§ **YOUR GOAL**:
Read the lines below and count those that have the word "this". Respond with the number only.

§ **SUPPLIED DATA**:
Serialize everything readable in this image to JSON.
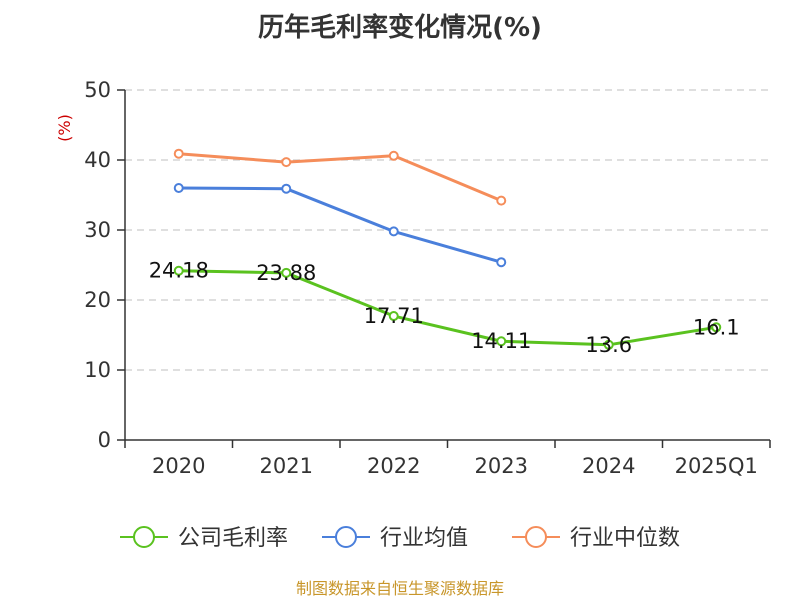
{
  "chart_data": {
    "type": "line",
    "title": "历年毛利率变化情况(%)",
    "ylabel": "(%)",
    "xlabel": "",
    "ylim": [
      0,
      50
    ],
    "yticks": [
      0,
      10,
      20,
      30,
      40,
      50
    ],
    "grid": true,
    "legend_position": "bottom",
    "categories": [
      "2020",
      "2021",
      "2022",
      "2023",
      "2024",
      "2025Q1"
    ],
    "series": [
      {
        "name": "公司毛利率",
        "color": "#5ac21f",
        "values": [
          24.18,
          23.88,
          17.71,
          14.11,
          13.6,
          16.1
        ],
        "labels": [
          "24.18",
          "23.88",
          "17.71",
          "14.11",
          "13.6",
          "16.1"
        ]
      },
      {
        "name": "行业均值",
        "color": "#4a7fdb",
        "values": [
          36.0,
          35.9,
          29.8,
          25.4,
          null,
          null
        ]
      },
      {
        "name": "行业中位数",
        "color": "#f58d5a",
        "values": [
          40.9,
          39.7,
          40.6,
          34.2,
          null,
          null
        ]
      }
    ],
    "source": "制图数据来自恒生聚源数据库",
    "colors": {
      "axis": "#333333",
      "grid": "#cccccc",
      "unit": "#cc0000",
      "source": "#c8962a"
    }
  }
}
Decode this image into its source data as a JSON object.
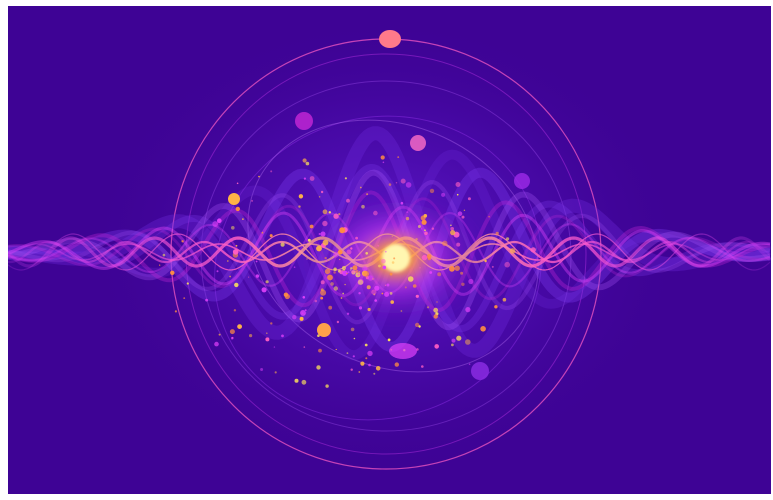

§ **THE OUTPUT**:
2